**** Provided data ****

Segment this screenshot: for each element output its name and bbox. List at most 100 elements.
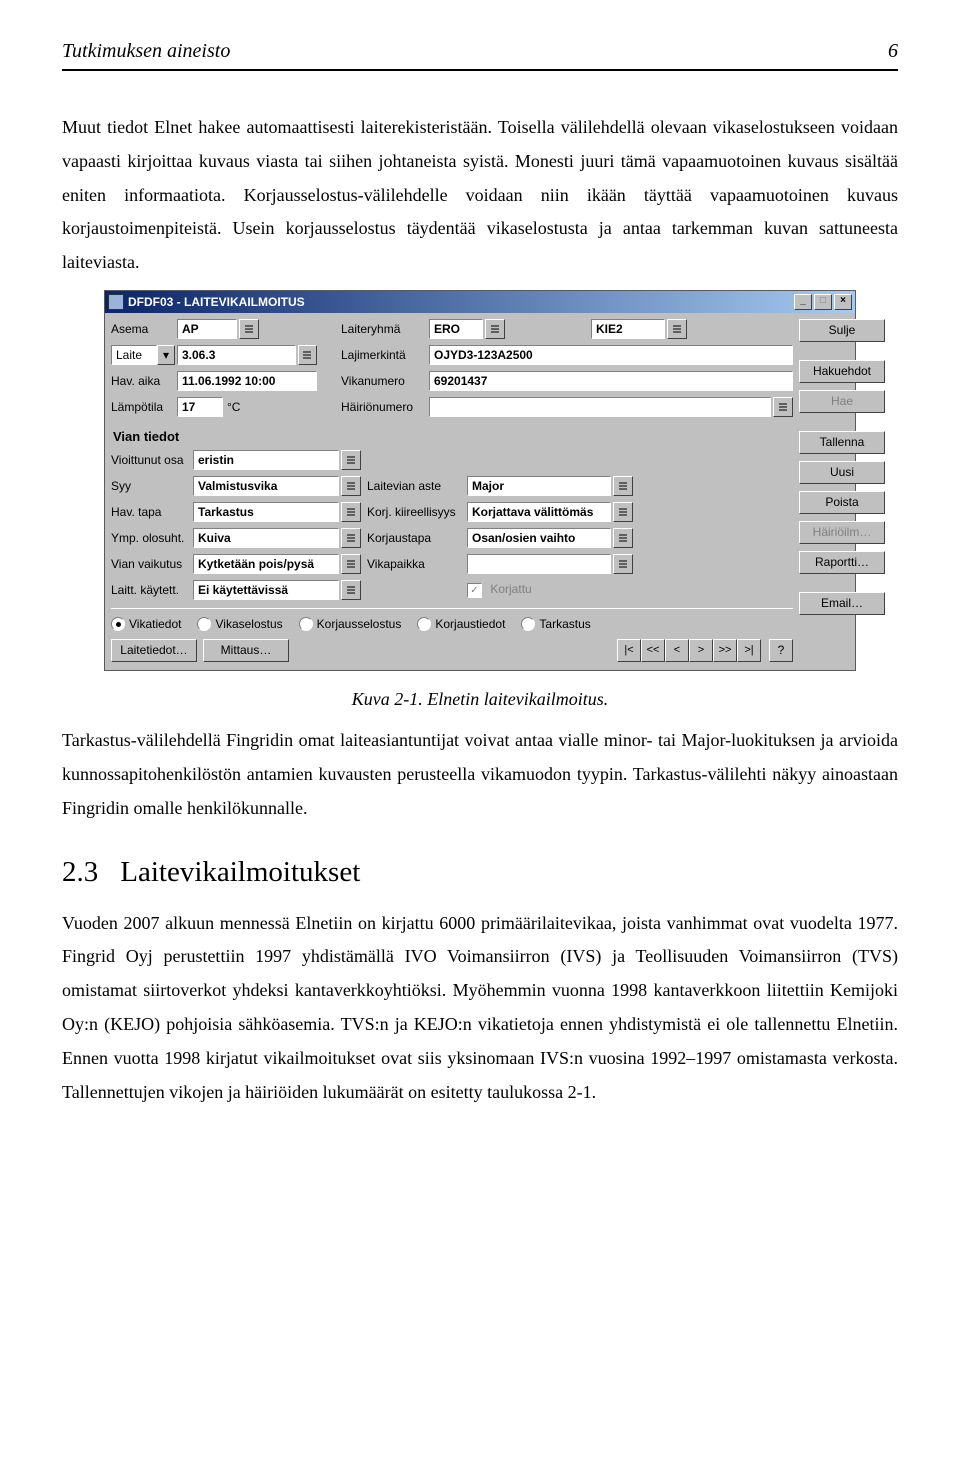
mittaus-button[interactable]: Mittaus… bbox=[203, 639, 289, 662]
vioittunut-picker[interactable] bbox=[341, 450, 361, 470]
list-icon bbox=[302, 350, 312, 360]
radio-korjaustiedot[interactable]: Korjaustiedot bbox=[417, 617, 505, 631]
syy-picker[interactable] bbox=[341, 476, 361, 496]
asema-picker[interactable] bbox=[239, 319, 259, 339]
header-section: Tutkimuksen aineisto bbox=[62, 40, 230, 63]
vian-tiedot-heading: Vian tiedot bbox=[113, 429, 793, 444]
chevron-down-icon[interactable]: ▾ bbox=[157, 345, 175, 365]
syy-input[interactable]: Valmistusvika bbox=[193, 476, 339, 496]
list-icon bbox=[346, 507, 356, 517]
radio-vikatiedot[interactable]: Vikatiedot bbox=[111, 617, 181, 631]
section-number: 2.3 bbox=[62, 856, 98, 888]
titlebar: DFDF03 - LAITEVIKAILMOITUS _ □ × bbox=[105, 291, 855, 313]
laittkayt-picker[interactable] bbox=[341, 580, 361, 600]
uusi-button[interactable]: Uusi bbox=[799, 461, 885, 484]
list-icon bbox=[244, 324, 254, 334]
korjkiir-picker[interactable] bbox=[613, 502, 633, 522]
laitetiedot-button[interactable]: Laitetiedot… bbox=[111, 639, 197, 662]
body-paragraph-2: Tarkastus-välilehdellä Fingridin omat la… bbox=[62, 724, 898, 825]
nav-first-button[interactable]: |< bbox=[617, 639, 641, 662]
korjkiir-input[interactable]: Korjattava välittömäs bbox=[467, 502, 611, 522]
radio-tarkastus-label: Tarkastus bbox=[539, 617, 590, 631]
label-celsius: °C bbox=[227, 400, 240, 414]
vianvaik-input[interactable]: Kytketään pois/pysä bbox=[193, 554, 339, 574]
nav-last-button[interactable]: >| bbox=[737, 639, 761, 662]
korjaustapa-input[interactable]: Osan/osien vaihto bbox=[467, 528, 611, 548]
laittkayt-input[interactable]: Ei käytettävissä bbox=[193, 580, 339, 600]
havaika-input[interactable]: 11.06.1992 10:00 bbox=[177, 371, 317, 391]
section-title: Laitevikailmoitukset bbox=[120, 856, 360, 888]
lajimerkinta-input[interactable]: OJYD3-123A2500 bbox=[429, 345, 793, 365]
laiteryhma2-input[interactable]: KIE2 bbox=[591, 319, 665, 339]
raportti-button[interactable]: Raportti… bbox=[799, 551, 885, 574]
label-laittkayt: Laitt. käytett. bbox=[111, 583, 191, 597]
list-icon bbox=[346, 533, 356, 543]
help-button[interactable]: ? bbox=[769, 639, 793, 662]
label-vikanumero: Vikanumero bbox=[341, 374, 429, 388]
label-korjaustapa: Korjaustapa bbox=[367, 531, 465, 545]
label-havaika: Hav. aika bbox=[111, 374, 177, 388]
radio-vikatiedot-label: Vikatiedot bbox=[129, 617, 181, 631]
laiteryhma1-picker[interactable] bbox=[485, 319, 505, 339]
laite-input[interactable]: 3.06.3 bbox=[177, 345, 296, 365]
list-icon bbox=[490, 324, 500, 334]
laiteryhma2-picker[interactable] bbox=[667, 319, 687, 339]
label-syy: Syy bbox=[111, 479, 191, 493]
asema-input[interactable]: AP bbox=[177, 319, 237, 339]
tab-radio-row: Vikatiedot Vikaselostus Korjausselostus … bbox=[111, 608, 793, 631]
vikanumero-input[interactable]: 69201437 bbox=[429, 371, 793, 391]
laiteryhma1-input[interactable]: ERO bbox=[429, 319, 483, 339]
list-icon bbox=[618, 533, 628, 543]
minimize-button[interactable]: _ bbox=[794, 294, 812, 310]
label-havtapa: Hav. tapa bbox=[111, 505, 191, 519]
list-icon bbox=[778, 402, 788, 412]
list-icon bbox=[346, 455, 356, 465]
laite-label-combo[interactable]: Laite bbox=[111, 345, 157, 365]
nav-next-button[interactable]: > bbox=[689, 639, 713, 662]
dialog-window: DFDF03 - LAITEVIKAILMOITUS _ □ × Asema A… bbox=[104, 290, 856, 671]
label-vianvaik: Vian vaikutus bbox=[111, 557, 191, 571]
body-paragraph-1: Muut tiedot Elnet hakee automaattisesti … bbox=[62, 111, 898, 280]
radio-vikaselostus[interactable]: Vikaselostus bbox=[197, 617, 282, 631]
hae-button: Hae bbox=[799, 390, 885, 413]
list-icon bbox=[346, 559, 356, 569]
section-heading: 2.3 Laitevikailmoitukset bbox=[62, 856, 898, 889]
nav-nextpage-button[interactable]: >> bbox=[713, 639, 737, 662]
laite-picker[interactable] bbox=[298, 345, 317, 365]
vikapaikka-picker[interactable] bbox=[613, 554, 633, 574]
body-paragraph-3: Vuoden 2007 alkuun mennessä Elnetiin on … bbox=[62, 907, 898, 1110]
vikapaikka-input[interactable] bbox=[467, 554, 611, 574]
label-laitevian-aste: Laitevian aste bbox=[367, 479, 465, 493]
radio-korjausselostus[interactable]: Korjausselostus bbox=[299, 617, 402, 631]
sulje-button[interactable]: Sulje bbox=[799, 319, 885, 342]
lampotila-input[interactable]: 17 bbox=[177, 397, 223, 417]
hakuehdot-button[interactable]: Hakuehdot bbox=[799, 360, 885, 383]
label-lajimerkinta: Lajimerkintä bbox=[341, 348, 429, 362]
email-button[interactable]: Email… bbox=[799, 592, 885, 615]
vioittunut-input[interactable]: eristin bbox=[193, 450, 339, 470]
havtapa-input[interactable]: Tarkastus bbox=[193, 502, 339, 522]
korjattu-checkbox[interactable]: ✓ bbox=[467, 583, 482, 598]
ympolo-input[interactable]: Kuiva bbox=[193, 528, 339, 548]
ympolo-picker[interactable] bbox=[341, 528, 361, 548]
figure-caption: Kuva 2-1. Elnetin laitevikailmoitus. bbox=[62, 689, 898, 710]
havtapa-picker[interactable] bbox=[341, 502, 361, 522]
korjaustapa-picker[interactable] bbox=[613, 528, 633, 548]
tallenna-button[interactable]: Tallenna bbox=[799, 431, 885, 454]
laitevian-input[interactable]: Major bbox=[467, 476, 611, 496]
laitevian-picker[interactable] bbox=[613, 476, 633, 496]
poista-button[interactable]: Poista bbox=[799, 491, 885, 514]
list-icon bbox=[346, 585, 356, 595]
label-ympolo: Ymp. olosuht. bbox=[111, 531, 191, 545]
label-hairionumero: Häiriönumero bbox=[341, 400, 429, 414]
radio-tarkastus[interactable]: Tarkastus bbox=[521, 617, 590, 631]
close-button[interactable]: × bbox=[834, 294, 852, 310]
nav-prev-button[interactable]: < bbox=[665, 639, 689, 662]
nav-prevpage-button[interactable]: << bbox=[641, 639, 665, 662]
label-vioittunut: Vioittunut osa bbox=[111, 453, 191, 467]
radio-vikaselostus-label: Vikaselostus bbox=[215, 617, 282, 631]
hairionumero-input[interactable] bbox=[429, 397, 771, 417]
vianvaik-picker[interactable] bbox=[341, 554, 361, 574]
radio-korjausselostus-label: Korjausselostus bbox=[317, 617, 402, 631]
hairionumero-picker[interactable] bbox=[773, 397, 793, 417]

****
**** Provided data ****

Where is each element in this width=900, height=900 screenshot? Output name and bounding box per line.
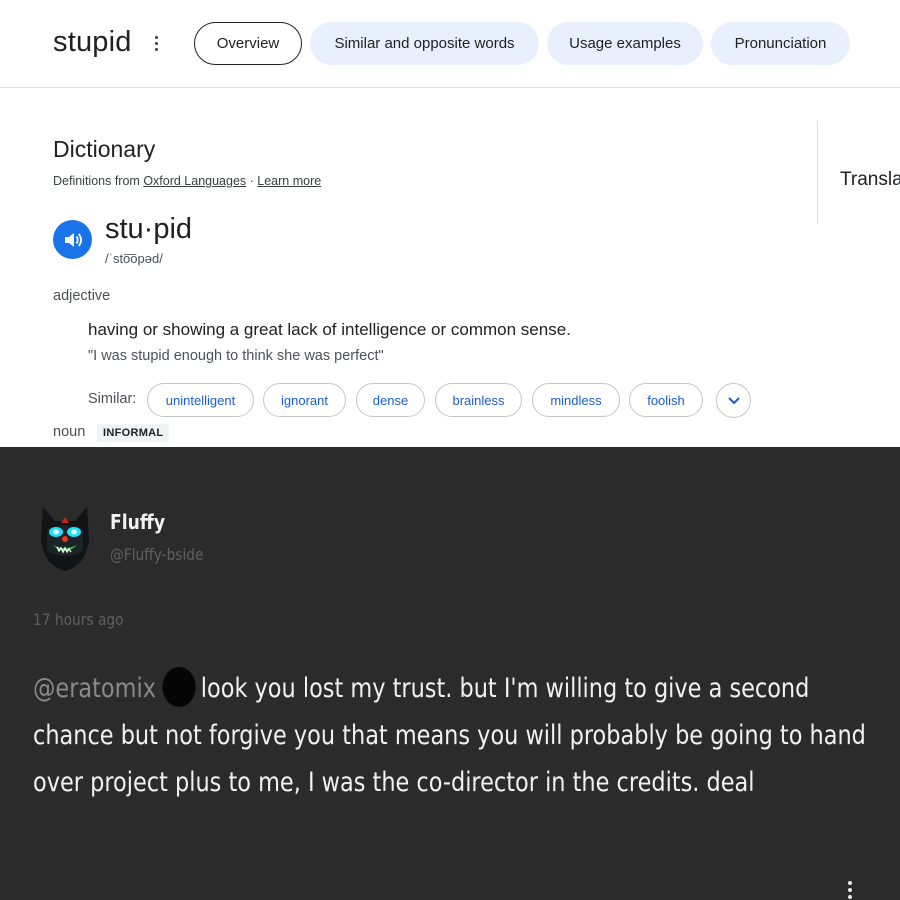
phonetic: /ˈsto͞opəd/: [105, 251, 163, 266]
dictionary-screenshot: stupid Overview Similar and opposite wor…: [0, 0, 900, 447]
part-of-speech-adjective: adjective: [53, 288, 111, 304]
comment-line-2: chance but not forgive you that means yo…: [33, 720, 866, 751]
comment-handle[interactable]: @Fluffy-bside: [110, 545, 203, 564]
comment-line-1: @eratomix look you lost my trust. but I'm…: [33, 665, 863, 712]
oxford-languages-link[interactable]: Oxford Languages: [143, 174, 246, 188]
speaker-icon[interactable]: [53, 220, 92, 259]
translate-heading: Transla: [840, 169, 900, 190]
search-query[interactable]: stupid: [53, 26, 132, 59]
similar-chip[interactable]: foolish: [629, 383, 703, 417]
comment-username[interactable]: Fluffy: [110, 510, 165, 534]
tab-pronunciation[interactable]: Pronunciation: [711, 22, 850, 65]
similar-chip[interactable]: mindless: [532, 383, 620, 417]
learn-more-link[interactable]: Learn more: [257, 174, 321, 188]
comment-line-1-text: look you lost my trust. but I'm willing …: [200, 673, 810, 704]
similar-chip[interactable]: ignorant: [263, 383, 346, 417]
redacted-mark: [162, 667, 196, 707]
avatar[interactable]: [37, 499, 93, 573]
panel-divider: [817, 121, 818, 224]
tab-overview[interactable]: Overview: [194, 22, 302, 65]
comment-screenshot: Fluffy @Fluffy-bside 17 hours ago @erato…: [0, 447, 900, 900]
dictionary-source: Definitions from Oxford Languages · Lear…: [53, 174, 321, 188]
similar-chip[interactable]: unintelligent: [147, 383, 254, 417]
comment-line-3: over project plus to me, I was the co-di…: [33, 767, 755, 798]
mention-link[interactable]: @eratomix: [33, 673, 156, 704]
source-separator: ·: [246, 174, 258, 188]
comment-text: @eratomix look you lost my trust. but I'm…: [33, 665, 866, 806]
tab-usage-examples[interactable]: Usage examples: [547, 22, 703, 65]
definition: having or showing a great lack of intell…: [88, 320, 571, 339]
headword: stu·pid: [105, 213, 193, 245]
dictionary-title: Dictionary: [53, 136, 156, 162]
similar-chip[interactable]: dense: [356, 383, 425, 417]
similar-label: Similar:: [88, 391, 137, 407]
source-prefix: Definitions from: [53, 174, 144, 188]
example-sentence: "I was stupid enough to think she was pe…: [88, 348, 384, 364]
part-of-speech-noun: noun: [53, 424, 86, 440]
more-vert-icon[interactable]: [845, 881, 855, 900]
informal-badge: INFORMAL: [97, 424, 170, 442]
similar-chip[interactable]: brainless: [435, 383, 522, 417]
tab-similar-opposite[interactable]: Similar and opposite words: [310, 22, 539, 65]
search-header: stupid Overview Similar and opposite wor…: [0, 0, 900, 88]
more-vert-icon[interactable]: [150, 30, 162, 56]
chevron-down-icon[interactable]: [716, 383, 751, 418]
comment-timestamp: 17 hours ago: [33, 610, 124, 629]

****

* _Description of the task_: Copy out, unchanged, only the lines of the records from the one containing "phonetic: /ˈsto͞opəd/: [105, 251, 163, 266]" down to the one containing "source-prefix: Definitions from: [53, 174, 144, 188]", including both.

* _Written reply_:
phonetic: /ˈsto͞opəd/: [105, 251, 163, 266]
dictionary-screenshot: stupid Overview Similar and opposite wor…: [0, 0, 900, 447]
part-of-speech-adjective: adjective: [53, 288, 111, 304]
comment-line-2: chance but not forgive you that means yo…: [33, 720, 866, 751]
comment-handle[interactable]: @Fluffy-bside: [110, 545, 203, 564]
comment-line-1: @eratomix look you lost my trust. but I'm…: [33, 665, 863, 712]
oxford-languages-link[interactable]: Oxford Languages: [143, 174, 246, 188]
speaker-icon[interactable]: [53, 220, 92, 259]
translate-heading: Transla: [840, 169, 900, 190]
search-query[interactable]: stupid: [53, 26, 132, 59]
similar-chip[interactable]: foolish: [629, 383, 703, 417]
comment-username[interactable]: Fluffy: [110, 510, 165, 534]
tab-pronunciation[interactable]: Pronunciation: [711, 22, 850, 65]
similar-chip[interactable]: mindless: [532, 383, 620, 417]
learn-more-link[interactable]: Learn more: [257, 174, 321, 188]
comment-line-1-text: look you lost my trust. but I'm willing …: [200, 673, 810, 704]
similar-chip[interactable]: ignorant: [263, 383, 346, 417]
redacted-mark: [162, 667, 196, 707]
avatar[interactable]: [37, 499, 93, 573]
panel-divider: [817, 121, 818, 224]
tab-overview[interactable]: Overview: [194, 22, 302, 65]
comment-screenshot: Fluffy @Fluffy-bside 17 hours ago @erato…: [0, 447, 900, 900]
dictionary-source: Definitions from Oxford Languages · Lear…: [53, 174, 321, 188]
similar-chip[interactable]: unintelligent: [147, 383, 254, 417]
comment-line-3: over project plus to me, I was the co-di…: [33, 767, 755, 798]
mention-link[interactable]: @eratomix: [33, 673, 156, 704]
source-separator: ·: [246, 174, 258, 188]
comment-text: @eratomix look you lost my trust. but I'm…: [33, 665, 866, 806]
tab-usage-examples[interactable]: Usage examples: [547, 22, 703, 65]
definition: having or showing a great lack of intell…: [88, 320, 571, 339]
headword: stu·pid: [105, 213, 193, 245]
dictionary-title: Dictionary: [53, 136, 156, 162]
similar-chip[interactable]: dense: [356, 383, 425, 417]
similar-label: Similar:: [88, 391, 137, 407]
source-prefix: Definitions from: [53, 174, 144, 188]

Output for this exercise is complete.